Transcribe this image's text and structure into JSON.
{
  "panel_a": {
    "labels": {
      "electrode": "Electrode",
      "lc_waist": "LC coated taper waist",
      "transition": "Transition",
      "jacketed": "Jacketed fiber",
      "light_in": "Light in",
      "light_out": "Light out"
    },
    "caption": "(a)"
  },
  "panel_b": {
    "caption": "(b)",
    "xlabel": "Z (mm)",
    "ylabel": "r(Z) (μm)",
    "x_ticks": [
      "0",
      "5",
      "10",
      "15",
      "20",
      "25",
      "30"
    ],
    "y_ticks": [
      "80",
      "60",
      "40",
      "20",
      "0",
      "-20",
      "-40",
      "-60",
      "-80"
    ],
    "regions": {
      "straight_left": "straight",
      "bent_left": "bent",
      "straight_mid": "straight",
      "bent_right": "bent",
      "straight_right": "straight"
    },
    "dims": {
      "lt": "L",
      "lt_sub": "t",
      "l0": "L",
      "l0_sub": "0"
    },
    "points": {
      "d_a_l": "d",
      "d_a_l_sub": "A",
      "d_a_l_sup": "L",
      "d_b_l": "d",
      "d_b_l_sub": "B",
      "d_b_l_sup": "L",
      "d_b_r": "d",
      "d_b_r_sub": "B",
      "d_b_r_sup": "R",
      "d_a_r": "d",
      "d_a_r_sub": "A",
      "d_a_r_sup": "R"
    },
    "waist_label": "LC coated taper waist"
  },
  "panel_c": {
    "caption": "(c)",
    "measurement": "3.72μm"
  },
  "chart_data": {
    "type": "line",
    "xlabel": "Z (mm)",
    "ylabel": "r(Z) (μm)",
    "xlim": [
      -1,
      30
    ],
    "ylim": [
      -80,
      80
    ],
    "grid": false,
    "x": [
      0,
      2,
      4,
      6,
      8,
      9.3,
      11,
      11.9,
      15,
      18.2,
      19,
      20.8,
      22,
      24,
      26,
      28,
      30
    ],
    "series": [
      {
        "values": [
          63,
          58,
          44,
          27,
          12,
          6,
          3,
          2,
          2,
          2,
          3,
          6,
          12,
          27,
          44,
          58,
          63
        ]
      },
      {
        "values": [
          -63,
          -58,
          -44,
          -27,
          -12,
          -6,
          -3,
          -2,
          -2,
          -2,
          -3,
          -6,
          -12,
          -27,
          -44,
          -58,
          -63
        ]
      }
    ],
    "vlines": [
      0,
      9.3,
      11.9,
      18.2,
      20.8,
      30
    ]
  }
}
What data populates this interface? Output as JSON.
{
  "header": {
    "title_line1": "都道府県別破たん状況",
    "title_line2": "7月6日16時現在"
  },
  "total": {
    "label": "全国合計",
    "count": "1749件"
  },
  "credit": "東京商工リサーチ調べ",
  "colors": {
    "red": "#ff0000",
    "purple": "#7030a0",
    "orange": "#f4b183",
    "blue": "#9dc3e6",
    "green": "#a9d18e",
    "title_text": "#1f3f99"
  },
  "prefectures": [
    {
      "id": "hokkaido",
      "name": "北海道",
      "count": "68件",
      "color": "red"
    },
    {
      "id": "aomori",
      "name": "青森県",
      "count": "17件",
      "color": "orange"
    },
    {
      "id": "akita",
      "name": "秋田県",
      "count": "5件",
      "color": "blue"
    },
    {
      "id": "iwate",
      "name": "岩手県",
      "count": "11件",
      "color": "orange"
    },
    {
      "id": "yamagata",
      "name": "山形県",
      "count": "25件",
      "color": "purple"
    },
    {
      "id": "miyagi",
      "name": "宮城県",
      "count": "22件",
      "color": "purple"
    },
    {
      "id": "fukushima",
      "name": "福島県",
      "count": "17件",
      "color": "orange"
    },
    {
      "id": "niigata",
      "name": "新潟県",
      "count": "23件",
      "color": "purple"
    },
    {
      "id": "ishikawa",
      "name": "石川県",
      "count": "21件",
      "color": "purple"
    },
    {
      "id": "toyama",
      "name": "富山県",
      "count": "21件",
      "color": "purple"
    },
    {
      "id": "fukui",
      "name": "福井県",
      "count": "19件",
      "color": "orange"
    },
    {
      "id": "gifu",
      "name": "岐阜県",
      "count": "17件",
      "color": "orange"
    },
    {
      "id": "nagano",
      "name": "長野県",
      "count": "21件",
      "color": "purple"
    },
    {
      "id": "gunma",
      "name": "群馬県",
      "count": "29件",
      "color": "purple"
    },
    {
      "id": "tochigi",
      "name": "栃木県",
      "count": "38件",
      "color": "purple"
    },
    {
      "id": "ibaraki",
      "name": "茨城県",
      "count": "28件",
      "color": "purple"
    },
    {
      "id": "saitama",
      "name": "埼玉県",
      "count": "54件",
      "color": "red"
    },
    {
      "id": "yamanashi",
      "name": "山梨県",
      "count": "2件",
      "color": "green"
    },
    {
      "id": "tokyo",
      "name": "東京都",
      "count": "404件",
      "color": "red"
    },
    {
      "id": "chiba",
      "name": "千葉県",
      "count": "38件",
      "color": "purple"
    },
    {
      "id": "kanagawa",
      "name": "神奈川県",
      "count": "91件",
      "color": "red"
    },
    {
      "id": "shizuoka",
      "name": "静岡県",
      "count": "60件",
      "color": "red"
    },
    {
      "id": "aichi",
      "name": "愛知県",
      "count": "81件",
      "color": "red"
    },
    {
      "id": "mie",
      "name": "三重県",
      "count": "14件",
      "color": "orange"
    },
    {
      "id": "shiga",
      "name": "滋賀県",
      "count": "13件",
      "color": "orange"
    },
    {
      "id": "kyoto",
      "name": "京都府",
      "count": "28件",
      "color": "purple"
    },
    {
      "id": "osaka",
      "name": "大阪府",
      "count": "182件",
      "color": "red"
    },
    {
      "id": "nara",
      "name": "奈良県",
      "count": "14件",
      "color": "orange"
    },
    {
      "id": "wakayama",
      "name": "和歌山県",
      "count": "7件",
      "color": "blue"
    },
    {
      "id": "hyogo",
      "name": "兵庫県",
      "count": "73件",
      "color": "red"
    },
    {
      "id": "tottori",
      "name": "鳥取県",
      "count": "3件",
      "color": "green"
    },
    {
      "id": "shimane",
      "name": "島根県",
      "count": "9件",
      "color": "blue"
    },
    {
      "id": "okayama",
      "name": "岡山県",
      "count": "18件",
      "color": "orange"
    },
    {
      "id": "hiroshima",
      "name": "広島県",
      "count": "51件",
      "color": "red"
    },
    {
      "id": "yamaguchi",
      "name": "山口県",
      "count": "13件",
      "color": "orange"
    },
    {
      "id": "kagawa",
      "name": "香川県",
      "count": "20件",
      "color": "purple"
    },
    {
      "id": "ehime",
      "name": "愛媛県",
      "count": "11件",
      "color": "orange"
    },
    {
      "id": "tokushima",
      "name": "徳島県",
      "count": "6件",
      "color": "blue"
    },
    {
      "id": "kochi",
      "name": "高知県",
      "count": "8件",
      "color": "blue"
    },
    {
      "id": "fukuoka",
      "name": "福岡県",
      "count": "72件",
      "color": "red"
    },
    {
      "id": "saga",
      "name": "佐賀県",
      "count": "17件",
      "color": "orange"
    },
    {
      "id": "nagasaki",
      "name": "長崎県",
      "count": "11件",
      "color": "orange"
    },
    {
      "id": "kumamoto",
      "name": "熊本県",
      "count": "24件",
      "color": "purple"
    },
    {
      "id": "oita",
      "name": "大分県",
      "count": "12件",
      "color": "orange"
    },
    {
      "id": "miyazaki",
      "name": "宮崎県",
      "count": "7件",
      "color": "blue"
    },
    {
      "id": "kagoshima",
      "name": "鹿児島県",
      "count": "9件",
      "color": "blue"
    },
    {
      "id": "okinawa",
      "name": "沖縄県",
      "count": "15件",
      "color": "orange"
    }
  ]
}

=-=-=

> **WORK TO DO**
Select every line above that contains the word "straight", and copy it.

> **ANSWER**
      "straight_left": "straight",
      "straight_mid": "straight",
      "straight_right": "straight"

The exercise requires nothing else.